══ Information supplied ══

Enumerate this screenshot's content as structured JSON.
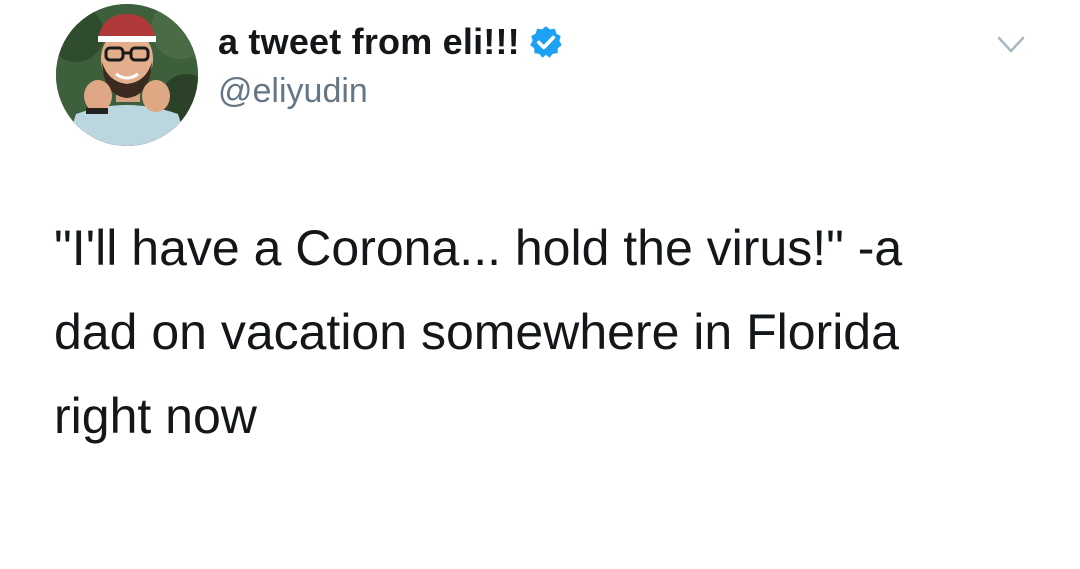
{
  "author": {
    "display_name": "a tweet from eli!!!",
    "handle": "@eliyudin",
    "verified": true,
    "verified_color": "#1da1f2",
    "avatar_icon": "profile-photo"
  },
  "menu": {
    "icon": "chevron-down-icon"
  },
  "tweet": {
    "lines": [
      "\"I'll have a Corona... hold the virus!\" -a",
      "dad on vacation somewhere in Florida",
      "right now"
    ]
  },
  "colors": {
    "text": "#14171a",
    "secondary_text": "#657786",
    "background": "#ffffff"
  }
}
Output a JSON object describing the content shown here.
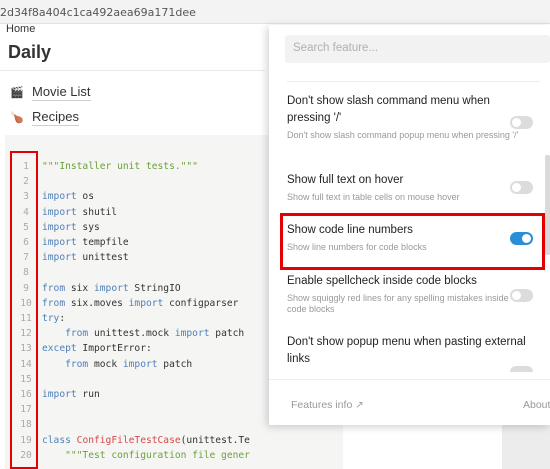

═══

Output the listing above exactly, pictures omitted.

Enumerate this screenshot's content as structured JSON.
{
  "author": {
    "display_name": "a tweet from eli!!!",
    "handle": "@eliyudin",
    "verified": true,
    "verified_color": "#1da1f2",
    "avatar_icon": "profile-photo"
  },
  "menu": {
    "icon": "chevron-down-icon"
  },
  "tweet": {
    "lines": [
      "\"I'll have a Corona... hold the virus!\" -a",
      "dad on vacation somewhere in Florida",
      "right now"
    ]
  },
  "colors": {
    "text": "#14171a",
    "secondary_text": "#657786",
    "background": "#ffffff"
  }
}
Output a JSON object describing the content shown here.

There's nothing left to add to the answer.